start

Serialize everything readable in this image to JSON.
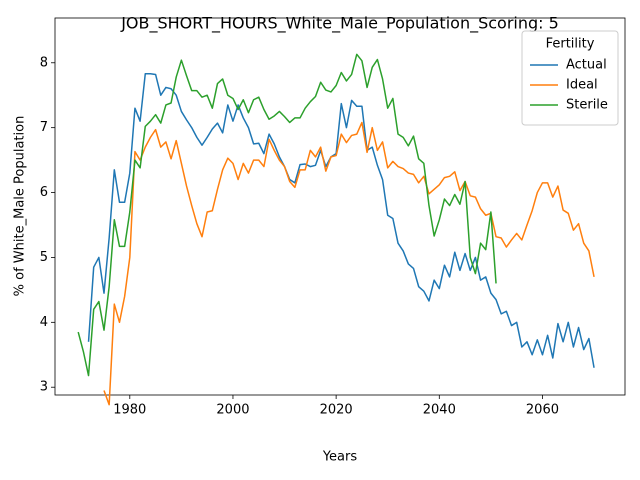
{
  "chart_data": {
    "type": "line",
    "title": "JOB_SHORT_HOURS_White_Male_Population_Scoring: 5",
    "xlabel": "Years",
    "ylabel": "% of White_Male Population",
    "legend_title": "Fertility",
    "legend": "upper right",
    "grid": false,
    "xlim": [
      1965.5,
      2076
    ],
    "ylim": [
      2.88,
      8.69
    ],
    "xticks": [
      1980,
      2000,
      2020,
      2040,
      2060
    ],
    "yticks": [
      3,
      4,
      5,
      6,
      7,
      8
    ],
    "x": [
      1970,
      1971,
      1972,
      1973,
      1974,
      1975,
      1976,
      1977,
      1978,
      1979,
      1980,
      1981,
      1982,
      1983,
      1984,
      1985,
      1986,
      1987,
      1988,
      1989,
      1990,
      1991,
      1992,
      1993,
      1994,
      1995,
      1996,
      1997,
      1998,
      1999,
      2000,
      2001,
      2002,
      2003,
      2004,
      2005,
      2006,
      2007,
      2008,
      2009,
      2010,
      2011,
      2012,
      2013,
      2014,
      2015,
      2016,
      2017,
      2018,
      2019,
      2020,
      2021,
      2022,
      2023,
      2024,
      2025,
      2026,
      2027,
      2028,
      2029,
      2030,
      2031,
      2032,
      2033,
      2034,
      2035,
      2036,
      2037,
      2038,
      2039,
      2040,
      2041,
      2042,
      2043,
      2044,
      2045,
      2046,
      2047,
      2048,
      2049,
      2050,
      2051,
      2052,
      2053,
      2054,
      2055,
      2056,
      2057,
      2058,
      2059,
      2060,
      2061,
      2062,
      2063,
      2064,
      2065,
      2066,
      2067,
      2068,
      2069,
      2070
    ],
    "series": [
      {
        "name": "Actual",
        "color": "#1f77b4",
        "values": [
          null,
          null,
          3.7,
          4.85,
          5.0,
          4.45,
          5.3,
          6.35,
          5.85,
          5.85,
          6.3,
          7.3,
          7.1,
          7.83,
          7.83,
          7.82,
          7.5,
          7.62,
          7.6,
          7.5,
          7.25,
          7.12,
          7.0,
          6.85,
          6.73,
          6.85,
          6.98,
          7.07,
          6.92,
          7.35,
          7.1,
          7.35,
          7.15,
          7.0,
          6.75,
          6.76,
          6.6,
          6.9,
          6.75,
          6.55,
          6.4,
          6.2,
          6.15,
          6.43,
          6.44,
          6.4,
          6.42,
          6.65,
          6.4,
          6.55,
          6.6,
          7.37,
          7.0,
          7.42,
          7.33,
          7.33,
          6.65,
          6.7,
          6.42,
          6.2,
          5.65,
          5.6,
          5.22,
          5.1,
          4.9,
          4.83,
          4.55,
          4.48,
          4.33,
          4.65,
          4.52,
          4.88,
          4.7,
          5.08,
          4.8,
          5.06,
          4.8,
          5.0,
          4.65,
          4.7,
          4.45,
          4.35,
          4.13,
          4.17,
          3.95,
          4.0,
          3.62,
          3.7,
          3.5,
          3.73,
          3.5,
          3.8,
          3.45,
          3.98,
          3.7,
          4.0,
          3.62,
          3.92,
          3.58,
          3.75,
          3.3
        ]
      },
      {
        "name": "Ideal",
        "color": "#ff7f0e",
        "values": [
          null,
          null,
          null,
          null,
          null,
          2.95,
          2.73,
          4.28,
          4.0,
          4.4,
          5.0,
          6.63,
          6.5,
          6.7,
          6.85,
          6.97,
          6.7,
          6.78,
          6.52,
          6.8,
          6.45,
          6.1,
          5.8,
          5.52,
          5.32,
          5.7,
          5.72,
          6.05,
          6.35,
          6.53,
          6.45,
          6.2,
          6.45,
          6.3,
          6.5,
          6.5,
          6.4,
          6.82,
          6.65,
          6.5,
          6.4,
          6.17,
          6.08,
          6.35,
          6.35,
          6.65,
          6.55,
          6.7,
          6.33,
          6.55,
          6.57,
          6.9,
          6.77,
          6.88,
          6.9,
          7.08,
          6.62,
          7.0,
          6.65,
          6.78,
          6.38,
          6.48,
          6.4,
          6.37,
          6.3,
          6.28,
          6.15,
          6.25,
          5.98,
          6.05,
          6.12,
          6.23,
          6.25,
          6.32,
          6.03,
          6.17,
          5.95,
          5.93,
          5.75,
          5.65,
          5.68,
          5.32,
          5.3,
          5.16,
          5.27,
          5.37,
          5.27,
          5.5,
          5.72,
          6.0,
          6.15,
          6.15,
          5.93,
          6.1,
          5.73,
          5.68,
          5.42,
          5.52,
          5.22,
          5.1,
          4.7
        ]
      },
      {
        "name": "Sterile",
        "color": "#2ca02c",
        "values": [
          3.85,
          3.55,
          3.18,
          4.2,
          4.32,
          3.88,
          4.55,
          5.58,
          5.17,
          5.17,
          5.7,
          6.5,
          6.38,
          7.02,
          7.1,
          7.2,
          7.07,
          7.35,
          7.38,
          7.78,
          8.04,
          7.8,
          7.57,
          7.57,
          7.47,
          7.5,
          7.3,
          7.68,
          7.75,
          7.5,
          7.45,
          7.28,
          7.43,
          7.23,
          7.43,
          7.47,
          7.28,
          7.13,
          7.18,
          7.25,
          7.17,
          7.08,
          7.15,
          7.15,
          7.3,
          7.4,
          7.48,
          7.7,
          7.58,
          7.55,
          7.65,
          7.85,
          7.72,
          7.82,
          8.13,
          8.03,
          7.62,
          7.93,
          8.05,
          7.75,
          7.3,
          7.45,
          6.9,
          6.85,
          6.72,
          6.87,
          6.52,
          6.45,
          5.8,
          5.33,
          5.58,
          5.9,
          5.8,
          5.97,
          5.82,
          6.17,
          5.0,
          4.75,
          5.22,
          5.12,
          5.7,
          4.6,
          null,
          null,
          null,
          null,
          null,
          null,
          null,
          null,
          null,
          null,
          null,
          null,
          null,
          null,
          null,
          null,
          null,
          null,
          null
        ]
      }
    ]
  }
}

end

- **Your goal**
Write every record out again exactly; no pictures belong in the copy.

- **Written reply**
Serialize everything readable in this image to JSON.
{
  "chart_data": {
    "type": "line",
    "title": "JOB_SHORT_HOURS_White_Male_Population_Scoring: 5",
    "xlabel": "Years",
    "ylabel": "% of White_Male Population",
    "legend_title": "Fertility",
    "legend": "upper right",
    "grid": false,
    "xlim": [
      1965.5,
      2076
    ],
    "ylim": [
      2.88,
      8.69
    ],
    "xticks": [
      1980,
      2000,
      2020,
      2040,
      2060
    ],
    "yticks": [
      3,
      4,
      5,
      6,
      7,
      8
    ],
    "x": [
      1970,
      1971,
      1972,
      1973,
      1974,
      1975,
      1976,
      1977,
      1978,
      1979,
      1980,
      1981,
      1982,
      1983,
      1984,
      1985,
      1986,
      1987,
      1988,
      1989,
      1990,
      1991,
      1992,
      1993,
      1994,
      1995,
      1996,
      1997,
      1998,
      1999,
      2000,
      2001,
      2002,
      2003,
      2004,
      2005,
      2006,
      2007,
      2008,
      2009,
      2010,
      2011,
      2012,
      2013,
      2014,
      2015,
      2016,
      2017,
      2018,
      2019,
      2020,
      2021,
      2022,
      2023,
      2024,
      2025,
      2026,
      2027,
      2028,
      2029,
      2030,
      2031,
      2032,
      2033,
      2034,
      2035,
      2036,
      2037,
      2038,
      2039,
      2040,
      2041,
      2042,
      2043,
      2044,
      2045,
      2046,
      2047,
      2048,
      2049,
      2050,
      2051,
      2052,
      2053,
      2054,
      2055,
      2056,
      2057,
      2058,
      2059,
      2060,
      2061,
      2062,
      2063,
      2064,
      2065,
      2066,
      2067,
      2068,
      2069,
      2070
    ],
    "series": [
      {
        "name": "Actual",
        "color": "#1f77b4",
        "values": [
          null,
          null,
          3.7,
          4.85,
          5.0,
          4.45,
          5.3,
          6.35,
          5.85,
          5.85,
          6.3,
          7.3,
          7.1,
          7.83,
          7.83,
          7.82,
          7.5,
          7.62,
          7.6,
          7.5,
          7.25,
          7.12,
          7.0,
          6.85,
          6.73,
          6.85,
          6.98,
          7.07,
          6.92,
          7.35,
          7.1,
          7.35,
          7.15,
          7.0,
          6.75,
          6.76,
          6.6,
          6.9,
          6.75,
          6.55,
          6.4,
          6.2,
          6.15,
          6.43,
          6.44,
          6.4,
          6.42,
          6.65,
          6.4,
          6.55,
          6.6,
          7.37,
          7.0,
          7.42,
          7.33,
          7.33,
          6.65,
          6.7,
          6.42,
          6.2,
          5.65,
          5.6,
          5.22,
          5.1,
          4.9,
          4.83,
          4.55,
          4.48,
          4.33,
          4.65,
          4.52,
          4.88,
          4.7,
          5.08,
          4.8,
          5.06,
          4.8,
          5.0,
          4.65,
          4.7,
          4.45,
          4.35,
          4.13,
          4.17,
          3.95,
          4.0,
          3.62,
          3.7,
          3.5,
          3.73,
          3.5,
          3.8,
          3.45,
          3.98,
          3.7,
          4.0,
          3.62,
          3.92,
          3.58,
          3.75,
          3.3
        ]
      },
      {
        "name": "Ideal",
        "color": "#ff7f0e",
        "values": [
          null,
          null,
          null,
          null,
          null,
          2.95,
          2.73,
          4.28,
          4.0,
          4.4,
          5.0,
          6.63,
          6.5,
          6.7,
          6.85,
          6.97,
          6.7,
          6.78,
          6.52,
          6.8,
          6.45,
          6.1,
          5.8,
          5.52,
          5.32,
          5.7,
          5.72,
          6.05,
          6.35,
          6.53,
          6.45,
          6.2,
          6.45,
          6.3,
          6.5,
          6.5,
          6.4,
          6.82,
          6.65,
          6.5,
          6.4,
          6.17,
          6.08,
          6.35,
          6.35,
          6.65,
          6.55,
          6.7,
          6.33,
          6.55,
          6.57,
          6.9,
          6.77,
          6.88,
          6.9,
          7.08,
          6.62,
          7.0,
          6.65,
          6.78,
          6.38,
          6.48,
          6.4,
          6.37,
          6.3,
          6.28,
          6.15,
          6.25,
          5.98,
          6.05,
          6.12,
          6.23,
          6.25,
          6.32,
          6.03,
          6.17,
          5.95,
          5.93,
          5.75,
          5.65,
          5.68,
          5.32,
          5.3,
          5.16,
          5.27,
          5.37,
          5.27,
          5.5,
          5.72,
          6.0,
          6.15,
          6.15,
          5.93,
          6.1,
          5.73,
          5.68,
          5.42,
          5.52,
          5.22,
          5.1,
          4.7
        ]
      },
      {
        "name": "Sterile",
        "color": "#2ca02c",
        "values": [
          3.85,
          3.55,
          3.18,
          4.2,
          4.32,
          3.88,
          4.55,
          5.58,
          5.17,
          5.17,
          5.7,
          6.5,
          6.38,
          7.02,
          7.1,
          7.2,
          7.07,
          7.35,
          7.38,
          7.78,
          8.04,
          7.8,
          7.57,
          7.57,
          7.47,
          7.5,
          7.3,
          7.68,
          7.75,
          7.5,
          7.45,
          7.28,
          7.43,
          7.23,
          7.43,
          7.47,
          7.28,
          7.13,
          7.18,
          7.25,
          7.17,
          7.08,
          7.15,
          7.15,
          7.3,
          7.4,
          7.48,
          7.7,
          7.58,
          7.55,
          7.65,
          7.85,
          7.72,
          7.82,
          8.13,
          8.03,
          7.62,
          7.93,
          8.05,
          7.75,
          7.3,
          7.45,
          6.9,
          6.85,
          6.72,
          6.87,
          6.52,
          6.45,
          5.8,
          5.33,
          5.58,
          5.9,
          5.8,
          5.97,
          5.82,
          6.17,
          5.0,
          4.75,
          5.22,
          5.12,
          5.7,
          4.6,
          null,
          null,
          null,
          null,
          null,
          null,
          null,
          null,
          null,
          null,
          null,
          null,
          null,
          null,
          null,
          null,
          null,
          null,
          null
        ]
      }
    ]
  }
}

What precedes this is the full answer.